Task requirements
Verbatim reproduction of the entries is required; images must be omitted.

Data extracts

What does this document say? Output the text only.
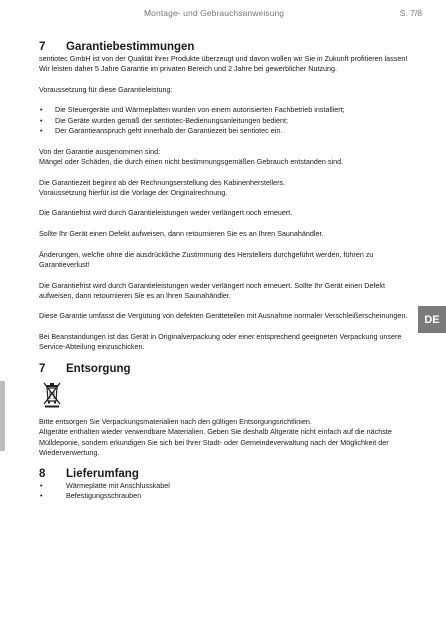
Montage- und Gebrauchsanweisung	S. 7/8
DE
7	Garantiebestimmungen

sentiotec GmbH ist von der Qualität ihrer Produkte überzeugt und davon wollen wir Sie in Zukunft profitieren lassen! Wir leisten daher 5 Jahre Garantie im privaten Bereich und 2 Jahre bei gewerblicher Nutzung.

Voraussetzung für diese Garantieleistung:

• Die Steuergeräte und Wärmeplatten wurden von einem autorisierten Fachbetrieb installiert;
• Die Geräte wurden gemäß der sentiotec-Bedienungsanleitungen bedient;
• Der Garantieanspruch geht innerhalb der Garantiezeit bei sentiotec ein.

Von der Garantie ausgenommen sind:

Mängel oder Schäden, die durch einen nicht bestimmungsgemäßen Gebrauch entstanden sind.

Die Garantiezeit beginnt ab der Rechnungserstellung des Kabinenherstellers.

Voraussetzung hierfür ist die Vorlage der Originalrechnung.

Die Garantiefrist wird durch Garantieleistungen weder verlängert noch erneuert.

Sollte Ihr Gerät einen Defekt aufweisen, dann retournieren Sie es an Ihren Saunahändler.

Änderungen, welche ohne die ausdrückliche Zustimmung des Herstellers durchgeführt werden, führen zu Garantieverlust!

Die Garantiefrist wird durch Garantieleistungen weder verlängert noch erneuert. Sollte Ihr Gerät einen Defekt aufweisen, dann retournieren Sie es an Ihren Saunahändler.

Diese Garantie umfasst die Vergütung von defekten Geräteteilen mit Ausnahme normaler Verschleißerscheinungen.

Bei Beanstandungen ist das Gerät in Originalverpackung oder einer entsprechend geeigneten Verpackung unsere Service-Abteilung einzuschicken.

7	Entsorgung

Bitte entsorgen Sie Verpackungsmaterialien nach den gültigen Entsorgungsrichtlinien.

Altgeräte enthalten wieder verwendbare Materialien. Geben Sie deshalb Altgeräte nicht einfach auf die nächste Mülldeponie, sondern erkundigen Sie sich bei Ihrer Stadt- oder Gemeindeverwaltung nach der Möglichkeit der Wiederverwertung.

8	Lieferumfang
• Wärmeplatte mit Anschlusskabel
• Befestigungsschrauben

Solution to the problem
What does this document say? Output the text only.
Montage- und Gebrauchsanweisung	S. 7/8
DE
7	Garantiebestimmungen

sentiotec GmbH ist von der Qualität ihrer Produkte überzeugt und davon wollen wir Sie in Zukunft profitieren lassen! Wir leisten daher 5 Jahre Garantie im privaten Bereich und 2 Jahre bei gewerblicher Nutzung.

Voraussetzung für diese Garantieleistung:

• Die Steuergeräte und Wärmeplatten wurden von einem autorisierten Fachbetrieb installiert;
• Die Geräte wurden gemäß der sentiotec-Bedienungsanleitungen bedient;
• Der Garantieanspruch geht innerhalb der Garantiezeit bei sentiotec ein.

Von der Garantie ausgenommen sind:

Mängel oder Schäden, die durch einen nicht bestimmungsgemäßen Gebrauch entstanden sind.

Die Garantiezeit beginnt ab der Rechnungserstellung des Kabinenherstellers.

Voraussetzung hierfür ist die Vorlage der Originalrechnung.

Die Garantiefrist wird durch Garantieleistungen weder verlängert noch erneuert.

Sollte Ihr Gerät einen Defekt aufweisen, dann retournieren Sie es an Ihren Saunahändler.

Änderungen, welche ohne die ausdrückliche Zustimmung des Herstellers durchgeführt werden, führen zu Garantieverlust!

Die Garantiefrist wird durch Garantieleistungen weder verlängert noch erneuert. Sollte Ihr Gerät einen Defekt aufweisen, dann retournieren Sie es an Ihren Saunahändler.

Diese Garantie umfasst die Vergütung von defekten Geräteteilen mit Ausnahme normaler Verschleißerscheinungen.

Bei Beanstandungen ist das Gerät in Originalverpackung oder einer entsprechend geeigneten Verpackung unsere Service-Abteilung einzuschicken.

7	Entsorgung

Bitte entsorgen Sie Verpackungsmaterialien nach den gültigen Entsorgungsrichtlinien.

Altgeräte enthalten wieder verwendbare Materialien. Geben Sie deshalb Altgeräte nicht einfach auf die nächste Mülldeponie, sondern erkundigen Sie sich bei Ihrer Stadt- oder Gemeindeverwaltung nach der Möglichkeit der Wiederverwertung.

8	Lieferumfang
• Wärmeplatte mit Anschlusskabel
• Befestigungsschrauben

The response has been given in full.